- Brief -
Isolate every line in the records below with "JSON" in it.

╔══

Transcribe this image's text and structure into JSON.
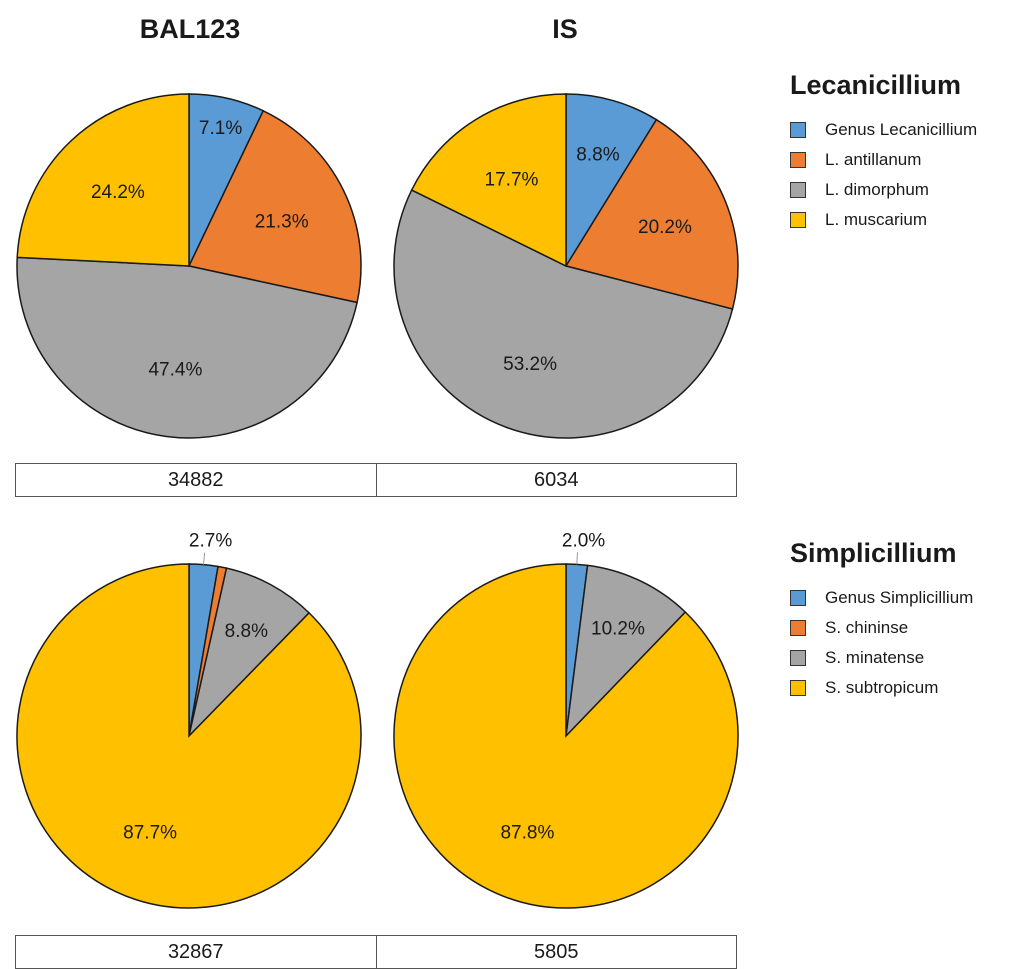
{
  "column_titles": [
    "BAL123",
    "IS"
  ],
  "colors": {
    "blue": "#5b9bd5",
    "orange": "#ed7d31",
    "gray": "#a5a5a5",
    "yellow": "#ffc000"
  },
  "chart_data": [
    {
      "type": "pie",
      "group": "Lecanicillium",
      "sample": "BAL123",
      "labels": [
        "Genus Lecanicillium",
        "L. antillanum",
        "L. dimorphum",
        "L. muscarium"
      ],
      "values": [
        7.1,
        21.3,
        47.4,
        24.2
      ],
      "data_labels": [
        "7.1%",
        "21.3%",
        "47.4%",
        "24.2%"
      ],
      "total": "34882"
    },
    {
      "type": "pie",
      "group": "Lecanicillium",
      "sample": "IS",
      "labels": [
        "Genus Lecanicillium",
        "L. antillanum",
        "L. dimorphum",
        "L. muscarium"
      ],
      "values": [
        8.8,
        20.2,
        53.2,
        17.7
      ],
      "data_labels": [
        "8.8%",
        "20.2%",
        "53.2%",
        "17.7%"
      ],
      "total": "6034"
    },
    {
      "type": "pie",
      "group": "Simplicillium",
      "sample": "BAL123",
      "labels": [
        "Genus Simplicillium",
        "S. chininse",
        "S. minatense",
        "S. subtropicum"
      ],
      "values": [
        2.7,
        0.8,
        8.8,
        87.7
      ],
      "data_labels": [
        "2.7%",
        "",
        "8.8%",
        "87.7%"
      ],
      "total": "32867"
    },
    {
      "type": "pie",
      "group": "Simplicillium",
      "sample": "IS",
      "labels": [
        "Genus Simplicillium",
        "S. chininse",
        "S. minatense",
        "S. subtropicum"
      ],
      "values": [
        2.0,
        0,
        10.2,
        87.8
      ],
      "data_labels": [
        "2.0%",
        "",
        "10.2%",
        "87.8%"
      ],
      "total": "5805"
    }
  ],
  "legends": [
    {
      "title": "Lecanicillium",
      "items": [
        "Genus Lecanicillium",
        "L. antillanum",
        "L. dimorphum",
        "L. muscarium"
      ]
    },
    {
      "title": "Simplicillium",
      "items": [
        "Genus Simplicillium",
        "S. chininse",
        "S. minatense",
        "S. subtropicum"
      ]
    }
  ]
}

╚══
╔══

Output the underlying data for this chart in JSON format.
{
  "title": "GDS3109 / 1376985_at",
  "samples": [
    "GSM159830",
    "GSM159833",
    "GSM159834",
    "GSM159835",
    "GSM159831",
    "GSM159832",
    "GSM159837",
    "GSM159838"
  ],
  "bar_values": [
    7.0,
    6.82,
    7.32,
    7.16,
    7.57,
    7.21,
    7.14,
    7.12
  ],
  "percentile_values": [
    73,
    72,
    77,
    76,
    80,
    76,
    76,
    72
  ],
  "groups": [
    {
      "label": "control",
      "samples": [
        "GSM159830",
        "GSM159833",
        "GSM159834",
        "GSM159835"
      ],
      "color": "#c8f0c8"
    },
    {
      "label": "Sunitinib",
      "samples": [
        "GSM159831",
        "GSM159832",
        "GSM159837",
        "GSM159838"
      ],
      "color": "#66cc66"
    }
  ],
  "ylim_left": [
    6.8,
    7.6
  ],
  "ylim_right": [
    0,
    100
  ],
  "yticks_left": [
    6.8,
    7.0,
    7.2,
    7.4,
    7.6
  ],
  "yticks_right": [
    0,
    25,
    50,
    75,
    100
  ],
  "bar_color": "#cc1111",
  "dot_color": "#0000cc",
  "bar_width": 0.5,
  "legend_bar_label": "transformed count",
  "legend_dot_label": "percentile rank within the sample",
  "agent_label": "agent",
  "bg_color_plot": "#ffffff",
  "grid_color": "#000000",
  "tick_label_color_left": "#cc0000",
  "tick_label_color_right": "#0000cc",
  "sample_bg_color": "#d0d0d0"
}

╚══
╔══

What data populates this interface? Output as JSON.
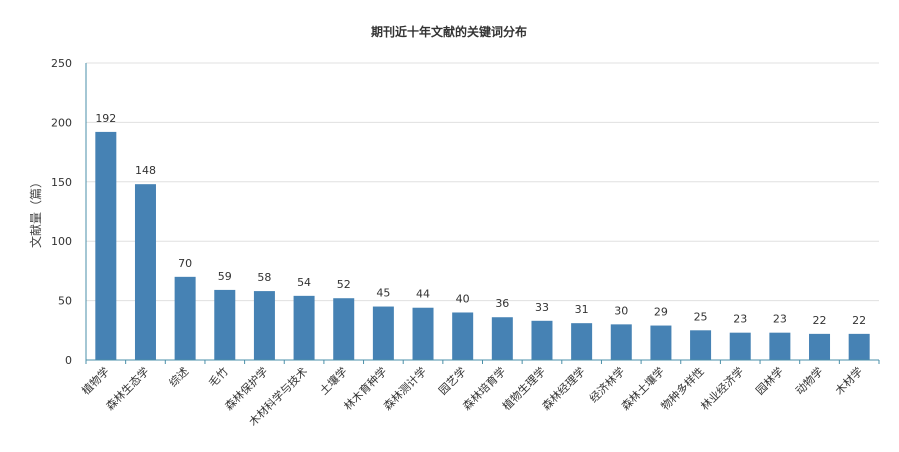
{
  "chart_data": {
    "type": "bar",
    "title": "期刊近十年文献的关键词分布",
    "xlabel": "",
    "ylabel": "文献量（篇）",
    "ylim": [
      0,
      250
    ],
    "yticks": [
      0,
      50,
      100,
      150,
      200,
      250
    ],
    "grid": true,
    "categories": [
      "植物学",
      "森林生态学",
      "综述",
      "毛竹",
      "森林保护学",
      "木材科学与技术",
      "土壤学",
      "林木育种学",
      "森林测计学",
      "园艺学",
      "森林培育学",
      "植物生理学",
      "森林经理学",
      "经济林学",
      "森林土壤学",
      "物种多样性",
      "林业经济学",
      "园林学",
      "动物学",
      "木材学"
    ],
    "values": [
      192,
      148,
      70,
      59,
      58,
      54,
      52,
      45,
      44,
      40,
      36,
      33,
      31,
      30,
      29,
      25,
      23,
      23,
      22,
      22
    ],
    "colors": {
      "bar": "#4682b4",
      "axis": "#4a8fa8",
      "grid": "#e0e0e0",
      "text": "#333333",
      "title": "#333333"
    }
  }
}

╚══

- Result of this task -
Transcribe this image's text and structure into JSON.
Output the underlying data for this chart in JSON format.
What data populates this interface? Output as JSON.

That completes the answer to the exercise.